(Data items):
^^^^

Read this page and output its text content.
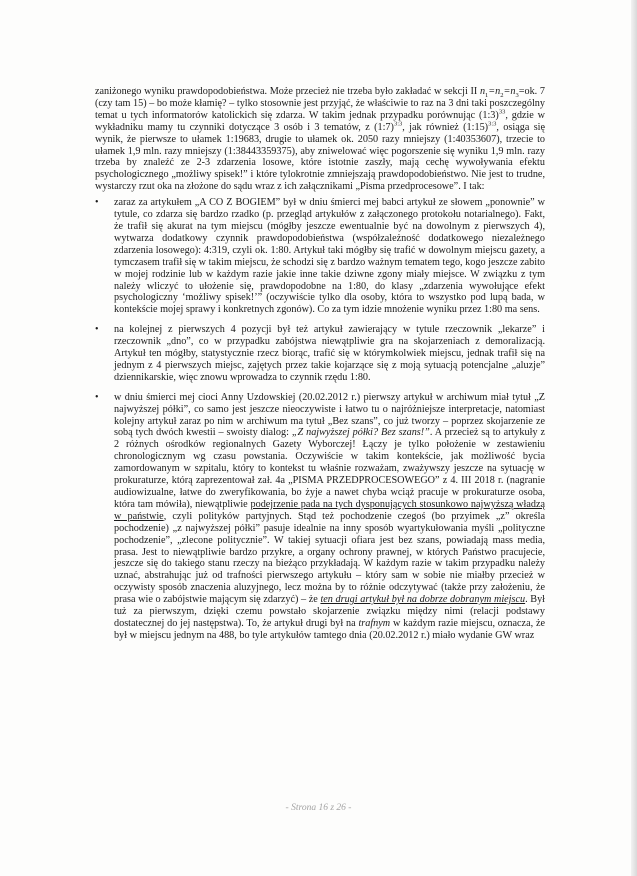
zaniżonego wyniku prawdopodobieństwa. Może przecież nie trzeba było zakładać w sekcji II $n_1=n_2=n_3=ok$. 7 (czy tam 15) – bo może kłamię? – tylko stosownie jest przyjąć, że właściwie to raz na 3 dni taki poszczególny temat u tych informatorów katolickich się zdarza. W takim jednak przypadku porównując (1:3)$^{33}$, gdzie w wykładniku mamy tu czynniki dotyczące 3 osób i 3 tematów, z (1:7)$^{3:3}$, jak również (1:15)$^{3:3}$, osiąga się wynik, że pierwsze to ułamek 1:19683, drugie to ułamek ok. 2050 razy mniejszy (1:40353607), trzecie to ułamek 1,9 mln. razy mniejszy (1:38443359375), aby zniwelować więc pogorszenie się wyniku 1,9 mln. razy trzeba by znaleźć ze 2-3 zdarzenia losowe, które istotnie zaszły, mają cechę wywoływania efektu psychologicznego „możliwy spisek!” i które tylokrotnie zmniejszają prawdopodobieństwo. Nie jest to trudne, wystarczy rzut oka na złożone do sądu wraz z ich załącznikami „Pisma przedprocesowe”. I tak:

• zaraz za artykułem „A CO Z BOGIEM” był w dniu śmierci mej babci artykuł ze słowem „ponownie” w tytule, co zdarza się bardzo rzadko (p. przegląd artykułów z załączonego protokołu notarialnego). Fakt, że trafił się akurat na tym miejscu (mógłby jeszcze ewentualnie być na dowolnym z pierwszych 4), wytwarza dodatkowy czynnik prawdopodobieństwa (współzależność dodatkowego niezależnego zdarzenia losowego): 4:319, czyli ok. 1:80. Artykuł taki mógłby się trafić w dowolnym miejscu gazety, a tymczasem trafił się w takim miejscu, że schodzi się z bardzo ważnym tematem tego, kogo jeszcze zabito w mojej rodzinie lub w każdym razie jakie inne takie dziwne zgony miały miejsce. W związku z tym należy wliczyć to ułożenie się, prawdopodobne na 1:80, do klasy „zdarzenia wywołujące efekt psychologiczny ‘możliwy spisek!’” (oczywiście tylko dla osoby, która to wszystko pod lupą bada, w kontekście mojej sprawy i konkretnych zgonów). Co za tym idzie mnożenie wyniku przez 1:80 ma sens.
• na kolejnej z pierwszych 4 pozycji był też artykuł zawierający w tytule rzeczownik „lekarze” i rzeczownik „dno”, co w przypadku zabójstwa niewątpliwie gra na skojarzeniach z demoralizacją. Artykuł ten mógłby, statystycznie rzecz biorąc, trafić się w którymkolwiek miejscu, jednak trafił się na jednym z 4 pierwszych miejsc, zajętych przez takie kojarzące się z moją sytuacją potencjalne „aluzje” dziennikarskie, więc znowu wprowadza to czynnik rzędu 1:80.
• w dniu śmierci mej cioci Anny Uzdowskiej (20.02.2012 r.) pierwszy artykuł w archiwum miał tytuł „Z najwyższej półki”, co samo jest jeszcze nieoczywiste i łatwo tu o najróżniejsze interpretacje, natomiast kolejny artykuł zaraz po nim w archiwum ma tytuł „Bez szans”, co już tworzy – poprzez skojarzenie ze sobą tych dwóch kwestii – swoisty dialog: „Z najwyższej półki? Bez szans!”. A przecież są to artykuły z 2 różnych ośrodków regionalnych Gazety Wyborczej! Łączy je tylko położenie w zestawieniu chronologicznym wg czasu powstania. Oczywiście w takim kontekście, jak możliwość bycia zamordowanym w szpitalu, który to kontekst tu właśnie rozważam, zważywszy jeszcze na sytuację w prokuraturze, którą zaprezentował zał. 4a „PISMA PRZEDPROCESOWEGO” z 4. III 2018 r. (nagranie audiowizualne, łatwe do zweryfikowania, bo żyje a nawet chyba wciąż pracuje w prokuraturze osoba, która tam mówiła), niewątpliwie podejrzenie pada na tych dysponujących stosunkowo najwyższą władzą w państwie, czyli polityków partyjnych. Stąd też pochodzenie czegoś (bo przyimek „z” określa pochodzenie) „z najwyższej półki” pasuje idealnie na inny sposób wyartykułowania myśli „polityczne pochodzenie”, „zlecone politycznie”. W takiej sytuacji ofiara jest bez szans, powiadają mass media, prasa. Jest to niewątpliwie bardzo przykre, a organy ochrony prawnej, w których Państwo pracujecie, jeszcze się do takiego stanu rzeczy na bieżąco przykładają. W każdym razie w takim przypadku należy uznać, abstrahując już od trafności pierwszego artykułu – który sam w sobie nie miałby przecież w oczywisty sposób znaczenia aluzyjnego, lecz można by to różnie odczytywać (także przy założeniu, że prasa wie o zabójstwie mającym się zdarzyć) – że ten drugi artykuł był na dobrze dobranym miejscu. Był tuż za pierwszym, dzięki czemu powstało skojarzenie związku między nimi (relacji podstawy dostatecznej do jej następstwa). To, że artykuł drugi był na trafnym w każdym razie miejscu, oznacza, że był w miejscu jednym na 488, bo tyle artykułów tamtego dnia (20.02.2012 r.) miało wydanie GW wraz
- Strona 16 z 26 -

^^^^

The material above holds pictures; copy everything else in it exactly.

(Exercise solution):
Read this page and output its text content.
zaniżonego wyniku prawdopodobieństwa. Może przecież nie trzeba było zakładać w sekcji II $n_1=n_2=n_3=ok$. 7 (czy tam 15) – bo może kłamię? – tylko stosownie jest przyjąć, że właściwie to raz na 3 dni taki poszczególny temat u tych informatorów katolickich się zdarza. W takim jednak przypadku porównując (1:3)$^{33}$, gdzie w wykładniku mamy tu czynniki dotyczące 3 osób i 3 tematów, z (1:7)$^{3:3}$, jak również (1:15)$^{3:3}$, osiąga się wynik, że pierwsze to ułamek 1:19683, drugie to ułamek ok. 2050 razy mniejszy (1:40353607), trzecie to ułamek 1,9 mln. razy mniejszy (1:38443359375), aby zniwelować więc pogorszenie się wyniku 1,9 mln. razy trzeba by znaleźć ze 2-3 zdarzenia losowe, które istotnie zaszły, mają cechę wywoływania efektu psychologicznego „możliwy spisek!” i które tylokrotnie zmniejszają prawdopodobieństwo. Nie jest to trudne, wystarczy rzut oka na złożone do sądu wraz z ich załącznikami „Pisma przedprocesowe”. I tak:

• zaraz za artykułem „A CO Z BOGIEM” był w dniu śmierci mej babci artykuł ze słowem „ponownie” w tytule, co zdarza się bardzo rzadko (p. przegląd artykułów z załączonego protokołu notarialnego). Fakt, że trafił się akurat na tym miejscu (mógłby jeszcze ewentualnie być na dowolnym z pierwszych 4), wytwarza dodatkowy czynnik prawdopodobieństwa (współzależność dodatkowego niezależnego zdarzenia losowego): 4:319, czyli ok. 1:80. Artykuł taki mógłby się trafić w dowolnym miejscu gazety, a tymczasem trafił się w takim miejscu, że schodzi się z bardzo ważnym tematem tego, kogo jeszcze zabito w mojej rodzinie lub w każdym razie jakie inne takie dziwne zgony miały miejsce. W związku z tym należy wliczyć to ułożenie się, prawdopodobne na 1:80, do klasy „zdarzenia wywołujące efekt psychologiczny ‘możliwy spisek!’” (oczywiście tylko dla osoby, która to wszystko pod lupą bada, w kontekście mojej sprawy i konkretnych zgonów). Co za tym idzie mnożenie wyniku przez 1:80 ma sens.
• na kolejnej z pierwszych 4 pozycji był też artykuł zawierający w tytule rzeczownik „lekarze” i rzeczownik „dno”, co w przypadku zabójstwa niewątpliwie gra na skojarzeniach z demoralizacją. Artykuł ten mógłby, statystycznie rzecz biorąc, trafić się w którymkolwiek miejscu, jednak trafił się na jednym z 4 pierwszych miejsc, zajętych przez takie kojarzące się z moją sytuacją potencjalne „aluzje” dziennikarskie, więc znowu wprowadza to czynnik rzędu 1:80.
• w dniu śmierci mej cioci Anny Uzdowskiej (20.02.2012 r.) pierwszy artykuł w archiwum miał tytuł „Z najwyższej półki”, co samo jest jeszcze nieoczywiste i łatwo tu o najróżniejsze interpretacje, natomiast kolejny artykuł zaraz po nim w archiwum ma tytuł „Bez szans”, co już tworzy – poprzez skojarzenie ze sobą tych dwóch kwestii – swoisty dialog: „Z najwyższej półki? Bez szans!”. A przecież są to artykuły z 2 różnych ośrodków regionalnych Gazety Wyborczej! Łączy je tylko położenie w zestawieniu chronologicznym wg czasu powstania. Oczywiście w takim kontekście, jak możliwość bycia zamordowanym w szpitalu, który to kontekst tu właśnie rozważam, zważywszy jeszcze na sytuację w prokuraturze, którą zaprezentował zał. 4a „PISMA PRZEDPROCESOWEGO” z 4. III 2018 r. (nagranie audiowizualne, łatwe do zweryfikowania, bo żyje a nawet chyba wciąż pracuje w prokuraturze osoba, która tam mówiła), niewątpliwie podejrzenie pada na tych dysponujących stosunkowo najwyższą władzą w państwie, czyli polityków partyjnych. Stąd też pochodzenie czegoś (bo przyimek „z” określa pochodzenie) „z najwyższej półki” pasuje idealnie na inny sposób wyartykułowania myśli „polityczne pochodzenie”, „zlecone politycznie”. W takiej sytuacji ofiara jest bez szans, powiadają mass media, prasa. Jest to niewątpliwie bardzo przykre, a organy ochrony prawnej, w których Państwo pracujecie, jeszcze się do takiego stanu rzeczy na bieżąco przykładają. W każdym razie w takim przypadku należy uznać, abstrahując już od trafności pierwszego artykułu – który sam w sobie nie miałby przecież w oczywisty sposób znaczenia aluzyjnego, lecz można by to różnie odczytywać (także przy założeniu, że prasa wie o zabójstwie mającym się zdarzyć) – że ten drugi artykuł był na dobrze dobranym miejscu. Był tuż za pierwszym, dzięki czemu powstało skojarzenie związku między nimi (relacji podstawy dostatecznej do jej następstwa). To, że artykuł drugi był na trafnym w każdym razie miejscu, oznacza, że był w miejscu jednym na 488, bo tyle artykułów tamtego dnia (20.02.2012 r.) miało wydanie GW wraz
- Strona 16 z 26 -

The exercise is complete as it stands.